- **Task brief**
Present the following data again exactly as it is shown.

- **Records provided**
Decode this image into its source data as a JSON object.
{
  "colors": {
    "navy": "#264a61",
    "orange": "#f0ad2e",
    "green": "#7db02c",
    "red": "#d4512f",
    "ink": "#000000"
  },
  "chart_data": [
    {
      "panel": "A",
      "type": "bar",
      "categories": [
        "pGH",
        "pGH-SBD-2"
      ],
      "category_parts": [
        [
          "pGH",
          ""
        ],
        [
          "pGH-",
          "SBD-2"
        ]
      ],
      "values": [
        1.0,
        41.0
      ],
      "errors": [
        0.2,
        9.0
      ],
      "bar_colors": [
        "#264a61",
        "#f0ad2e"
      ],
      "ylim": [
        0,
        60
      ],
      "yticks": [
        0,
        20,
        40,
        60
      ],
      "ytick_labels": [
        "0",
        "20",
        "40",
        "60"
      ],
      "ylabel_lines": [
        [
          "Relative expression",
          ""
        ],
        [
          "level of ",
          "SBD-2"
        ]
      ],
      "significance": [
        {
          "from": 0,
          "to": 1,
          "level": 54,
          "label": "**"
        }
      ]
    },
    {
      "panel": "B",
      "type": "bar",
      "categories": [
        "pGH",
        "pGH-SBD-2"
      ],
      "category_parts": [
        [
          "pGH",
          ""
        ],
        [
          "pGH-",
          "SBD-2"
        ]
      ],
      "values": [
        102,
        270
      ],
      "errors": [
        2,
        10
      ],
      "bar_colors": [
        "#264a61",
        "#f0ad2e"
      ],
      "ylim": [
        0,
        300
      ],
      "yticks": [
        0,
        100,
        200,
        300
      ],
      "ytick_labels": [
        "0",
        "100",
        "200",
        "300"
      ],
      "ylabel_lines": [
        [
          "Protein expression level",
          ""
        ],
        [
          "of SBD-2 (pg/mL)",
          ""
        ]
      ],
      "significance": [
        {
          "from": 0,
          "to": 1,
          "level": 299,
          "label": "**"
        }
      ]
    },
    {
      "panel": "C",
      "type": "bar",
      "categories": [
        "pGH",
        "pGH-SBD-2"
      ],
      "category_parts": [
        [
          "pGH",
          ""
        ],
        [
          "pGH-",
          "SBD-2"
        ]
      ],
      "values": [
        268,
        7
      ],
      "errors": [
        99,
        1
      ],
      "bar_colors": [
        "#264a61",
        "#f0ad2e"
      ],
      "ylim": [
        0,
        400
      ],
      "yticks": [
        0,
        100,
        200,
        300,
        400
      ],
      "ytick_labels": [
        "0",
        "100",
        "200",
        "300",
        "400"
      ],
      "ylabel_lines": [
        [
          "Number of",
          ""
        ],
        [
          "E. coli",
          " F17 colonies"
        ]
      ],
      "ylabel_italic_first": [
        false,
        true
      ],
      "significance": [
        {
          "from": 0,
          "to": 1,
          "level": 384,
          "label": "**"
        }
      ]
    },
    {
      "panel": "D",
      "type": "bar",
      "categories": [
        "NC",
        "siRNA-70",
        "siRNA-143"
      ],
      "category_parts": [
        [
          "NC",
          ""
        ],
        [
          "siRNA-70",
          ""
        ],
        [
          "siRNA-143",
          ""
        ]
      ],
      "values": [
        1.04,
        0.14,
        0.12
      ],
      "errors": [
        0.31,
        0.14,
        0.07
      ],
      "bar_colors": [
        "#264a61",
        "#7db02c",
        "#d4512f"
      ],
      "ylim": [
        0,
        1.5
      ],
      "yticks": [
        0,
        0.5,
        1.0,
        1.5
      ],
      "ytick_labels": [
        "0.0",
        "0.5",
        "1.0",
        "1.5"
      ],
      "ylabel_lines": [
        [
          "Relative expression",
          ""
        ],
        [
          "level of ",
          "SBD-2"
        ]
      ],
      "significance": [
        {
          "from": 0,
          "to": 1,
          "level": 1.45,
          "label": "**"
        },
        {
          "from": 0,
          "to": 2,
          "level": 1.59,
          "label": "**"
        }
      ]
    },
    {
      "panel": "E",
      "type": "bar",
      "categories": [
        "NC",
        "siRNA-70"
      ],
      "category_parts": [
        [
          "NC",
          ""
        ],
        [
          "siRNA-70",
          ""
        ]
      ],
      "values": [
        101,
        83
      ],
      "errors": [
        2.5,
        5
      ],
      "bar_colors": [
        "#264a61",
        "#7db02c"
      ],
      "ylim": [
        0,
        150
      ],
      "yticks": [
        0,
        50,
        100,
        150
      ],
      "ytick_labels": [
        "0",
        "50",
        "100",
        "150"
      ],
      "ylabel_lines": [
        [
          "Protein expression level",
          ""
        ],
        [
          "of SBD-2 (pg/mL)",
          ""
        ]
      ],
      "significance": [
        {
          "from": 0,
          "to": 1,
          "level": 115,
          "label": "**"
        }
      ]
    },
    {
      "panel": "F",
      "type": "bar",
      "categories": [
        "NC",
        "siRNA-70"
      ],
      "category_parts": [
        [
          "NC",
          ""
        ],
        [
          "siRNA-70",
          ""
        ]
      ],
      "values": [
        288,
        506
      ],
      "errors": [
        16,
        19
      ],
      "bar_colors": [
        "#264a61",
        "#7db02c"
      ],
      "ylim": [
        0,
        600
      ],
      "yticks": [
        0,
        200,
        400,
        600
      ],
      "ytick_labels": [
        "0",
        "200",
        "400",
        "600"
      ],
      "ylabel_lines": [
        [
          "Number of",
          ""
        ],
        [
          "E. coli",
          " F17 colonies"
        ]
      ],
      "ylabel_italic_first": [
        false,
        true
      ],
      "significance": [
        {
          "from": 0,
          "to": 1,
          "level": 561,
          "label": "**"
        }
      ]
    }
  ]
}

- **Answer to this problem**
Decode this image into its source data as a JSON object.
{
  "colors": {
    "navy": "#264a61",
    "orange": "#f0ad2e",
    "green": "#7db02c",
    "red": "#d4512f",
    "ink": "#000000"
  },
  "chart_data": [
    {
      "panel": "A",
      "type": "bar",
      "categories": [
        "pGH",
        "pGH-SBD-2"
      ],
      "category_parts": [
        [
          "pGH",
          ""
        ],
        [
          "pGH-",
          "SBD-2"
        ]
      ],
      "values": [
        1.0,
        41.0
      ],
      "errors": [
        0.2,
        9.0
      ],
      "bar_colors": [
        "#264a61",
        "#f0ad2e"
      ],
      "ylim": [
        0,
        60
      ],
      "yticks": [
        0,
        20,
        40,
        60
      ],
      "ytick_labels": [
        "0",
        "20",
        "40",
        "60"
      ],
      "ylabel_lines": [
        [
          "Relative expression",
          ""
        ],
        [
          "level of ",
          "SBD-2"
        ]
      ],
      "significance": [
        {
          "from": 0,
          "to": 1,
          "level": 54,
          "label": "**"
        }
      ]
    },
    {
      "panel": "B",
      "type": "bar",
      "categories": [
        "pGH",
        "pGH-SBD-2"
      ],
      "category_parts": [
        [
          "pGH",
          ""
        ],
        [
          "pGH-",
          "SBD-2"
        ]
      ],
      "values": [
        102,
        270
      ],
      "errors": [
        2,
        10
      ],
      "bar_colors": [
        "#264a61",
        "#f0ad2e"
      ],
      "ylim": [
        0,
        300
      ],
      "yticks": [
        0,
        100,
        200,
        300
      ],
      "ytick_labels": [
        "0",
        "100",
        "200",
        "300"
      ],
      "ylabel_lines": [
        [
          "Protein expression level",
          ""
        ],
        [
          "of SBD-2 (pg/mL)",
          ""
        ]
      ],
      "significance": [
        {
          "from": 0,
          "to": 1,
          "level": 299,
          "label": "**"
        }
      ]
    },
    {
      "panel": "C",
      "type": "bar",
      "categories": [
        "pGH",
        "pGH-SBD-2"
      ],
      "category_parts": [
        [
          "pGH",
          ""
        ],
        [
          "pGH-",
          "SBD-2"
        ]
      ],
      "values": [
        268,
        7
      ],
      "errors": [
        99,
        1
      ],
      "bar_colors": [
        "#264a61",
        "#f0ad2e"
      ],
      "ylim": [
        0,
        400
      ],
      "yticks": [
        0,
        100,
        200,
        300,
        400
      ],
      "ytick_labels": [
        "0",
        "100",
        "200",
        "300",
        "400"
      ],
      "ylabel_lines": [
        [
          "Number of",
          ""
        ],
        [
          "E. coli",
          " F17 colonies"
        ]
      ],
      "ylabel_italic_first": [
        false,
        true
      ],
      "significance": [
        {
          "from": 0,
          "to": 1,
          "level": 384,
          "label": "**"
        }
      ]
    },
    {
      "panel": "D",
      "type": "bar",
      "categories": [
        "NC",
        "siRNA-70",
        "siRNA-143"
      ],
      "category_parts": [
        [
          "NC",
          ""
        ],
        [
          "siRNA-70",
          ""
        ],
        [
          "siRNA-143",
          ""
        ]
      ],
      "values": [
        1.04,
        0.14,
        0.12
      ],
      "errors": [
        0.31,
        0.14,
        0.07
      ],
      "bar_colors": [
        "#264a61",
        "#7db02c",
        "#d4512f"
      ],
      "ylim": [
        0,
        1.5
      ],
      "yticks": [
        0,
        0.5,
        1.0,
        1.5
      ],
      "ytick_labels": [
        "0.0",
        "0.5",
        "1.0",
        "1.5"
      ],
      "ylabel_lines": [
        [
          "Relative expression",
          ""
        ],
        [
          "level of ",
          "SBD-2"
        ]
      ],
      "significance": [
        {
          "from": 0,
          "to": 1,
          "level": 1.45,
          "label": "**"
        },
        {
          "from": 0,
          "to": 2,
          "level": 1.59,
          "label": "**"
        }
      ]
    },
    {
      "panel": "E",
      "type": "bar",
      "categories": [
        "NC",
        "siRNA-70"
      ],
      "category_parts": [
        [
          "NC",
          ""
        ],
        [
          "siRNA-70",
          ""
        ]
      ],
      "values": [
        101,
        83
      ],
      "errors": [
        2.5,
        5
      ],
      "bar_colors": [
        "#264a61",
        "#7db02c"
      ],
      "ylim": [
        0,
        150
      ],
      "yticks": [
        0,
        50,
        100,
        150
      ],
      "ytick_labels": [
        "0",
        "50",
        "100",
        "150"
      ],
      "ylabel_lines": [
        [
          "Protein expression level",
          ""
        ],
        [
          "of SBD-2 (pg/mL)",
          ""
        ]
      ],
      "significance": [
        {
          "from": 0,
          "to": 1,
          "level": 115,
          "label": "**"
        }
      ]
    },
    {
      "panel": "F",
      "type": "bar",
      "categories": [
        "NC",
        "siRNA-70"
      ],
      "category_parts": [
        [
          "NC",
          ""
        ],
        [
          "siRNA-70",
          ""
        ]
      ],
      "values": [
        288,
        506
      ],
      "errors": [
        16,
        19
      ],
      "bar_colors": [
        "#264a61",
        "#7db02c"
      ],
      "ylim": [
        0,
        600
      ],
      "yticks": [
        0,
        200,
        400,
        600
      ],
      "ytick_labels": [
        "0",
        "200",
        "400",
        "600"
      ],
      "ylabel_lines": [
        [
          "Number of",
          ""
        ],
        [
          "E. coli",
          " F17 colonies"
        ]
      ],
      "ylabel_italic_first": [
        false,
        true
      ],
      "significance": [
        {
          "from": 0,
          "to": 1,
          "level": 561,
          "label": "**"
        }
      ]
    }
  ]
}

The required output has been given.